- [DIRECTIONS FOR THIS TASK] Copy the listing verbatim, excluding any images found in it.

>> Begin DATASET RECORDS

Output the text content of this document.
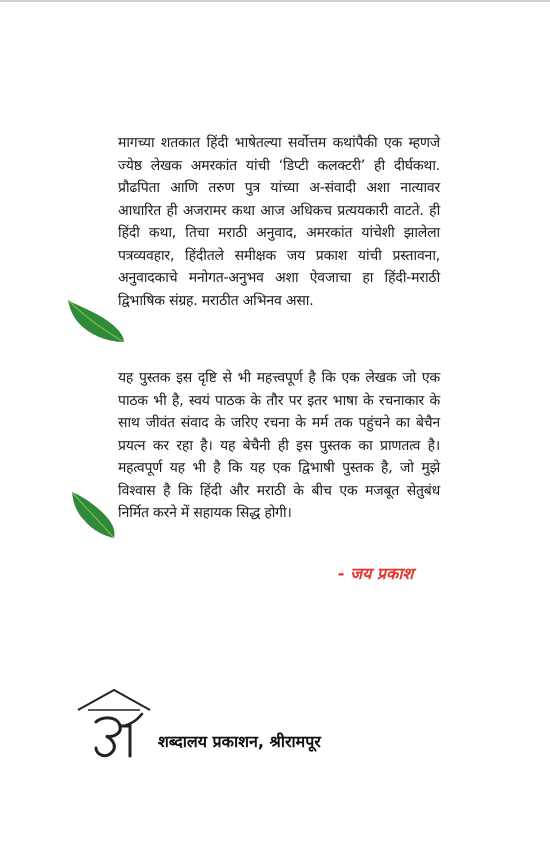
मागच्या शतकात हिंदी भाषेतल्या सर्वोत्तम कथांपैकी एक म्हणजे ज्येष्ठ लेखक अमरकांत यांची ‘डिप्टी कलक्टरी’ ही दीर्घकथा. प्रौढपिता आणि तरुण पुत्र यांच्या अ-संवादी अशा नात्यावर आधारित ही अजरामर कथा आज अधिकच प्रत्ययकारी वाटते. ही हिंदी कथा, तिचा मराठी अनुवाद, अमरकांत यांचेशी झालेला पत्रव्यवहार, हिंदीतले समीक्षक जय प्रकाश यांची प्रस्तावना, अनुवादकाचे मनोगत-अनुभव अशा ऐवजाचा हा हिंदी-मराठी द्विभाषिक संग्रह. मराठीत अभिनव असा.

यह पुस्तक इस दृष्टि से भी महत्त्वपूर्ण है कि एक लेखक जो एक पाठक भी है, स्वयं पाठक के तौर पर इतर भाषा के रचनाकार के साथ जीवंत संवाद के जरिए रचना के मर्म तक पहुंचने का बेचैन प्रयत्न कर रहा है। यह बेचैनी ही इस पुस्तक का प्राणतत्व है। महत्वपूर्ण यह भी है कि यह एक द्विभाषी पुस्तक है, जो मुझे विश्वास है कि हिंदी और मराठी के बीच एक मजबूत सेतुबंध निर्मित करने में सहायक सिद्ध होगी।

- जय प्रकाश
शब्दालय प्रकाशन, श्रीरामपूर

>> End DATASET RECORDS

- [WRITTEN RESPONSE]
Output the text content of this document.
मागच्या शतकात हिंदी भाषेतल्या सर्वोत्तम कथांपैकी एक म्हणजे ज्येष्ठ लेखक अमरकांत यांची ‘डिप्टी कलक्टरी’ ही दीर्घकथा. प्रौढपिता आणि तरुण पुत्र यांच्या अ-संवादी अशा नात्यावर आधारित ही अजरामर कथा आज अधिकच प्रत्ययकारी वाटते. ही हिंदी कथा, तिचा मराठी अनुवाद, अमरकांत यांचेशी झालेला पत्रव्यवहार, हिंदीतले समीक्षक जय प्रकाश यांची प्रस्तावना, अनुवादकाचे मनोगत-अनुभव अशा ऐवजाचा हा हिंदी-मराठी द्विभाषिक संग्रह. मराठीत अभिनव असा.

यह पुस्तक इस दृष्टि से भी महत्त्वपूर्ण है कि एक लेखक जो एक पाठक भी है, स्वयं पाठक के तौर पर इतर भाषा के रचनाकार के साथ जीवंत संवाद के जरिए रचना के मर्म तक पहुंचने का बेचैन प्रयत्न कर रहा है। यह बेचैनी ही इस पुस्तक का प्राणतत्व है। महत्वपूर्ण यह भी है कि यह एक द्विभाषी पुस्तक है, जो मुझे विश्वास है कि हिंदी और मराठी के बीच एक मजबूत सेतुबंध निर्मित करने में सहायक सिद्ध होगी।

- जय प्रकाश
शब्दालय प्रकाशन, श्रीरामपूर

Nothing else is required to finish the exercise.